__Requirement__. Copy every line of the following data that includes the string "user".

* begin Stored records *

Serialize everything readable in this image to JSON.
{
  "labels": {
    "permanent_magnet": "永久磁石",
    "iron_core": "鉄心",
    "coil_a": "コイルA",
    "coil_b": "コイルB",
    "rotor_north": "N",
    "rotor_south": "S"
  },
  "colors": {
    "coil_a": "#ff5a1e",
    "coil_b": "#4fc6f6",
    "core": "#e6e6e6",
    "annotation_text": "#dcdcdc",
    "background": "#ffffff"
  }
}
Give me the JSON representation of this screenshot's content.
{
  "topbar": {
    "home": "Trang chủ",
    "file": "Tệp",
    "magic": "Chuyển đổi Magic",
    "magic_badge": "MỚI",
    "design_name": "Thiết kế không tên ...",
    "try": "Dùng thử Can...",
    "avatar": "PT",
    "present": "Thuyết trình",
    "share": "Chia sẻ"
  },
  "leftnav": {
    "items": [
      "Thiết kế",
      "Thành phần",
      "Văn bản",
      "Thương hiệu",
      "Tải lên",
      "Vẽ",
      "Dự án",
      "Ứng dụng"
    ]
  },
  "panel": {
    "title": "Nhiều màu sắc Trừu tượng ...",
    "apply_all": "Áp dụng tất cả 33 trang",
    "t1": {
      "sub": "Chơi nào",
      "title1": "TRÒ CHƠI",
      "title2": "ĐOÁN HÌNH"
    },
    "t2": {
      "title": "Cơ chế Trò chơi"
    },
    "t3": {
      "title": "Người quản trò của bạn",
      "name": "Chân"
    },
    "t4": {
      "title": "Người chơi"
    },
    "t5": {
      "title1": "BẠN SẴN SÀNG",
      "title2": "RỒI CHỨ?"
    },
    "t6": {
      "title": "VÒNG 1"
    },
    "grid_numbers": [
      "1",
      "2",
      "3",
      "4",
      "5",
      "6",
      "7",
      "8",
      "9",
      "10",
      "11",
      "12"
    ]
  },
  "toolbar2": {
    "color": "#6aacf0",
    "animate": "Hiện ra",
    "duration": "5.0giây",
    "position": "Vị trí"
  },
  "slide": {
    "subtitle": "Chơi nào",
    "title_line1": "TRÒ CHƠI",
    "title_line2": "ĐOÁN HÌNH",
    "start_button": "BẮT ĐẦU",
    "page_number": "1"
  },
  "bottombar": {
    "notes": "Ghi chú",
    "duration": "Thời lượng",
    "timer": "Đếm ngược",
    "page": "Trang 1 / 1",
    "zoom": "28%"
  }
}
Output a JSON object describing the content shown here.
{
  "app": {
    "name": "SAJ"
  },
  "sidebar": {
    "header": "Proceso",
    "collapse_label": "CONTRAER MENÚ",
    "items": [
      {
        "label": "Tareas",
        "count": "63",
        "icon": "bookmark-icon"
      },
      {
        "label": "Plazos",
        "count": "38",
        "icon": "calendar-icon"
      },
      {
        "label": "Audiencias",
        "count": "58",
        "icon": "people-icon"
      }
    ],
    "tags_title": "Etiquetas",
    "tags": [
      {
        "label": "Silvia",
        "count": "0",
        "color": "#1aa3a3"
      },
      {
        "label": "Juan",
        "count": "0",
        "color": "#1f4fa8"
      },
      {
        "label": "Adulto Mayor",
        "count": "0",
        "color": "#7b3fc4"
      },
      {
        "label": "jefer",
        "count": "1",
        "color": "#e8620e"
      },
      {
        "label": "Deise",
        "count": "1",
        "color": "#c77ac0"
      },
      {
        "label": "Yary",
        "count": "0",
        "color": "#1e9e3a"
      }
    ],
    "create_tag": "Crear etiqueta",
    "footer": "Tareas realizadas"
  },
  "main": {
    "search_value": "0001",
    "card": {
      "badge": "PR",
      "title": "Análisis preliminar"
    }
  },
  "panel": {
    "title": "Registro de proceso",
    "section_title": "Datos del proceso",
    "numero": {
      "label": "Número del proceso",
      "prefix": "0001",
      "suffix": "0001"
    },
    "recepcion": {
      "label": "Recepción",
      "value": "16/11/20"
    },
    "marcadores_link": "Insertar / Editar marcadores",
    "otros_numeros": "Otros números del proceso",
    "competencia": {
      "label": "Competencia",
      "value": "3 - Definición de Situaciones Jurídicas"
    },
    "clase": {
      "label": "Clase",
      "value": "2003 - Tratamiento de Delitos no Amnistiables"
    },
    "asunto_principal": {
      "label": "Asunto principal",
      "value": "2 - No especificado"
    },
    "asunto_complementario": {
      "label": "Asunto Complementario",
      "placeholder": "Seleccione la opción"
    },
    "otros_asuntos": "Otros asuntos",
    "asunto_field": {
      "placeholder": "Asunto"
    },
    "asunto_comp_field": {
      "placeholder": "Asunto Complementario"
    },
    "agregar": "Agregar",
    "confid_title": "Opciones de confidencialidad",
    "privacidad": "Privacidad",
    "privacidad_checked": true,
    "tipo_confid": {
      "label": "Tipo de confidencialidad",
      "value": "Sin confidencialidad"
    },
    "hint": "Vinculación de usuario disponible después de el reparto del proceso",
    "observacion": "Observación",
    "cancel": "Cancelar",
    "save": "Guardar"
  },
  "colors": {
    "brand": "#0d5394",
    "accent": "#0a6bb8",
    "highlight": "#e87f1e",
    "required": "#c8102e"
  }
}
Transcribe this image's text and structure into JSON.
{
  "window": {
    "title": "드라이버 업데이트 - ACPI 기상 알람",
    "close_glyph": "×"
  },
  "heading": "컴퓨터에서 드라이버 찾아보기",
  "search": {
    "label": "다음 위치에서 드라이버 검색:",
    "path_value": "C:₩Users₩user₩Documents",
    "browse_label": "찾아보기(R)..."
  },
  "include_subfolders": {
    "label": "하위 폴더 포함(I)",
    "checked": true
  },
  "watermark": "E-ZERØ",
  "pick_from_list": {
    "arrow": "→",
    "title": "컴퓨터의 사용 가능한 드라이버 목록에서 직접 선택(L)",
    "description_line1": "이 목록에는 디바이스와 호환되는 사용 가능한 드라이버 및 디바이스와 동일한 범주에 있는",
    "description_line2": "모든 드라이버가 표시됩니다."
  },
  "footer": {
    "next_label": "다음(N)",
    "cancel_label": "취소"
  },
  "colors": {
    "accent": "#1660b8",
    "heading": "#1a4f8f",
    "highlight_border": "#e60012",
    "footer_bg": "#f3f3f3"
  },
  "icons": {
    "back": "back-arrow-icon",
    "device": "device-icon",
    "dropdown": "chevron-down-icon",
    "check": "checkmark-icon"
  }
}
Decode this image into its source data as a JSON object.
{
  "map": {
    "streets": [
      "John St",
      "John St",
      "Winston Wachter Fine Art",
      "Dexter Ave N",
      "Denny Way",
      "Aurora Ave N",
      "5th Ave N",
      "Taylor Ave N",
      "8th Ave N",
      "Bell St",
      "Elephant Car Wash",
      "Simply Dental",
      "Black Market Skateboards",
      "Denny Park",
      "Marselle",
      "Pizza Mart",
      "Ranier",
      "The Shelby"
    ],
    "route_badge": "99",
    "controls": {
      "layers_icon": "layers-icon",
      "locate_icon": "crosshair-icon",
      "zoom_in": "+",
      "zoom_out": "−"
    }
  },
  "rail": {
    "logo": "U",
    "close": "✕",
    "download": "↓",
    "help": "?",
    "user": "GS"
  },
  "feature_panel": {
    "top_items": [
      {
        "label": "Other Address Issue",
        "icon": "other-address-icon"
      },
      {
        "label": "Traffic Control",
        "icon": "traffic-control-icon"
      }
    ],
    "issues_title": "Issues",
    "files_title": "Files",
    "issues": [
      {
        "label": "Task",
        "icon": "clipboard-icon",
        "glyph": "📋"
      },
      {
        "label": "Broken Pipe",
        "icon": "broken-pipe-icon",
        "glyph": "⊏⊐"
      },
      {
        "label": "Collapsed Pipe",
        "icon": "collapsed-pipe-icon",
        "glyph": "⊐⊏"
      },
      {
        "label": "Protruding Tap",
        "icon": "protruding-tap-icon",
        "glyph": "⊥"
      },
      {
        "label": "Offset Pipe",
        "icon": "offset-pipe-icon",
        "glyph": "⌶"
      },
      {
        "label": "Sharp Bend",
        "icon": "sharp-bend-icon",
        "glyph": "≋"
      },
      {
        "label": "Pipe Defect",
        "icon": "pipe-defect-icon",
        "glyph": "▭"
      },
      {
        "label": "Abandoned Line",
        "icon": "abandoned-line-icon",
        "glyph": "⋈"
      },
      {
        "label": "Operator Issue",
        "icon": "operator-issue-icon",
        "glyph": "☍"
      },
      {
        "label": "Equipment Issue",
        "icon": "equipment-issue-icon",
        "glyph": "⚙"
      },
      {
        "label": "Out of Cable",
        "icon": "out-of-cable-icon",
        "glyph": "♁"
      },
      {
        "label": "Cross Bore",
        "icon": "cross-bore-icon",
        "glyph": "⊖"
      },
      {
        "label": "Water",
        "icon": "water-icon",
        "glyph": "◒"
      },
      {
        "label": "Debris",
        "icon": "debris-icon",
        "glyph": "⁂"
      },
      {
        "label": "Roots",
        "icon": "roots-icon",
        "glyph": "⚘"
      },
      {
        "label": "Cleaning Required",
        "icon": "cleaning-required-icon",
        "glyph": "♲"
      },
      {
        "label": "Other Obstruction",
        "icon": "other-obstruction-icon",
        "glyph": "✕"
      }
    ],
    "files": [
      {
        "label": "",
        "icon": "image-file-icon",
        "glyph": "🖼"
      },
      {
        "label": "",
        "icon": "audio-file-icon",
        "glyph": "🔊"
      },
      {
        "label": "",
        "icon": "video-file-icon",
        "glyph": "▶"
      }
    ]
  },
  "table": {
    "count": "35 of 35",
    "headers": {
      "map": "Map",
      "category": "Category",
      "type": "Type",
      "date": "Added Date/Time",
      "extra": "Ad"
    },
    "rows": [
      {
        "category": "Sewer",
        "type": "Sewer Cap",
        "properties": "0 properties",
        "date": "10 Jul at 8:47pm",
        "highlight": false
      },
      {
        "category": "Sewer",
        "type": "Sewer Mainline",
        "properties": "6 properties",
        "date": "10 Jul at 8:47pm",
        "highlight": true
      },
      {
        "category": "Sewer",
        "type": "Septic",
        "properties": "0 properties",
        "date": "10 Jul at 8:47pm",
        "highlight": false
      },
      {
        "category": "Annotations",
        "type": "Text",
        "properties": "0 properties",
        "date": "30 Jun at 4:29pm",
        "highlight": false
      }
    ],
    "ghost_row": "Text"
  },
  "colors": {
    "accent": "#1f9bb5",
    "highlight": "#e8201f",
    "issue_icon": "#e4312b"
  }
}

* end Stored records *

__Answer for the task__.
    "path_value": "C:₩Users₩user₩Documents",
    "user": "GS"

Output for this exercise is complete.